Data listing:
---
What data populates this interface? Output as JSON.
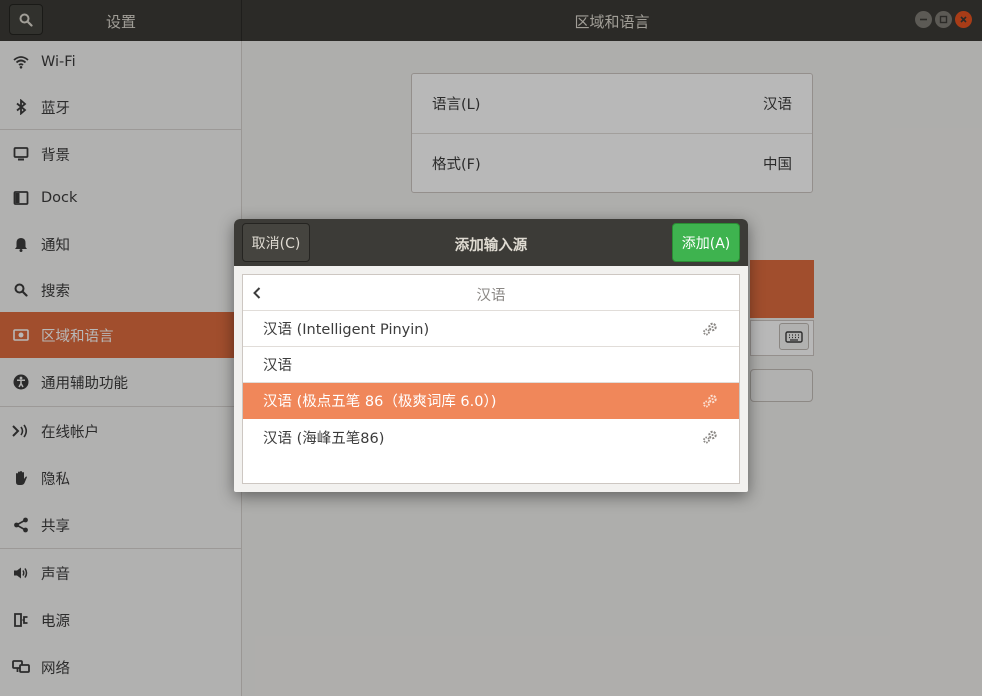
{
  "window": {
    "settings_title": "设置",
    "panel_title": "区域和语言"
  },
  "sidebar": {
    "items": [
      {
        "label": "Wi-Fi",
        "icon": "wifi-icon"
      },
      {
        "label": "蓝牙",
        "icon": "bluetooth-icon"
      },
      {
        "label": "背景",
        "icon": "background-icon"
      },
      {
        "label": "Dock",
        "icon": "dock-icon"
      },
      {
        "label": "通知",
        "icon": "bell-icon"
      },
      {
        "label": "搜索",
        "icon": "search-icon"
      },
      {
        "label": "区域和语言",
        "icon": "region-icon",
        "active": true
      },
      {
        "label": "通用辅助功能",
        "icon": "accessibility-icon"
      },
      {
        "label": "在线帐户",
        "icon": "online-accounts-icon"
      },
      {
        "label": "隐私",
        "icon": "hand-icon"
      },
      {
        "label": "共享",
        "icon": "share-icon"
      },
      {
        "label": "声音",
        "icon": "speaker-icon"
      },
      {
        "label": "电源",
        "icon": "power-icon"
      },
      {
        "label": "网络",
        "icon": "network-icon"
      }
    ]
  },
  "region_panel": {
    "language_label": "语言(L)",
    "language_value": "汉语",
    "formats_label": "格式(F)",
    "formats_value": "中国"
  },
  "dialog": {
    "title": "添加输入源",
    "cancel_label": "取消(C)",
    "add_label": "添加(A)",
    "list_header": "汉语",
    "items": [
      {
        "label": "汉语 (Intelligent Pinyin)",
        "has_settings": true
      },
      {
        "label": "汉语",
        "has_settings": false
      },
      {
        "label": "汉语 (极点五笔 86（极爽词库 6.0）)",
        "has_settings": true,
        "selected": true
      },
      {
        "label": "汉语 (海峰五笔86)",
        "has_settings": true
      }
    ]
  },
  "colors": {
    "accent": "#e06c3f",
    "selection": "#f0875a",
    "add_button": "#3eb34f",
    "headerbar": "#3c3b37"
  }
}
---
*WHAT YOU SHOULD DO*: Print each entry shown above with exact wording and no pictures.

*ANSWER FOR THE TASK*:
What data populates this interface? Output as JSON.
{
  "window": {
    "settings_title": "设置",
    "panel_title": "区域和语言"
  },
  "sidebar": {
    "items": [
      {
        "label": "Wi-Fi",
        "icon": "wifi-icon"
      },
      {
        "label": "蓝牙",
        "icon": "bluetooth-icon"
      },
      {
        "label": "背景",
        "icon": "background-icon"
      },
      {
        "label": "Dock",
        "icon": "dock-icon"
      },
      {
        "label": "通知",
        "icon": "bell-icon"
      },
      {
        "label": "搜索",
        "icon": "search-icon"
      },
      {
        "label": "区域和语言",
        "icon": "region-icon",
        "active": true
      },
      {
        "label": "通用辅助功能",
        "icon": "accessibility-icon"
      },
      {
        "label": "在线帐户",
        "icon": "online-accounts-icon"
      },
      {
        "label": "隐私",
        "icon": "hand-icon"
      },
      {
        "label": "共享",
        "icon": "share-icon"
      },
      {
        "label": "声音",
        "icon": "speaker-icon"
      },
      {
        "label": "电源",
        "icon": "power-icon"
      },
      {
        "label": "网络",
        "icon": "network-icon"
      }
    ]
  },
  "region_panel": {
    "language_label": "语言(L)",
    "language_value": "汉语",
    "formats_label": "格式(F)",
    "formats_value": "中国"
  },
  "dialog": {
    "title": "添加输入源",
    "cancel_label": "取消(C)",
    "add_label": "添加(A)",
    "list_header": "汉语",
    "items": [
      {
        "label": "汉语 (Intelligent Pinyin)",
        "has_settings": true
      },
      {
        "label": "汉语",
        "has_settings": false
      },
      {
        "label": "汉语 (极点五笔 86（极爽词库 6.0）)",
        "has_settings": true,
        "selected": true
      },
      {
        "label": "汉语 (海峰五笔86)",
        "has_settings": true
      }
    ]
  },
  "colors": {
    "accent": "#e06c3f",
    "selection": "#f0875a",
    "add_button": "#3eb34f",
    "headerbar": "#3c3b37"
  }
}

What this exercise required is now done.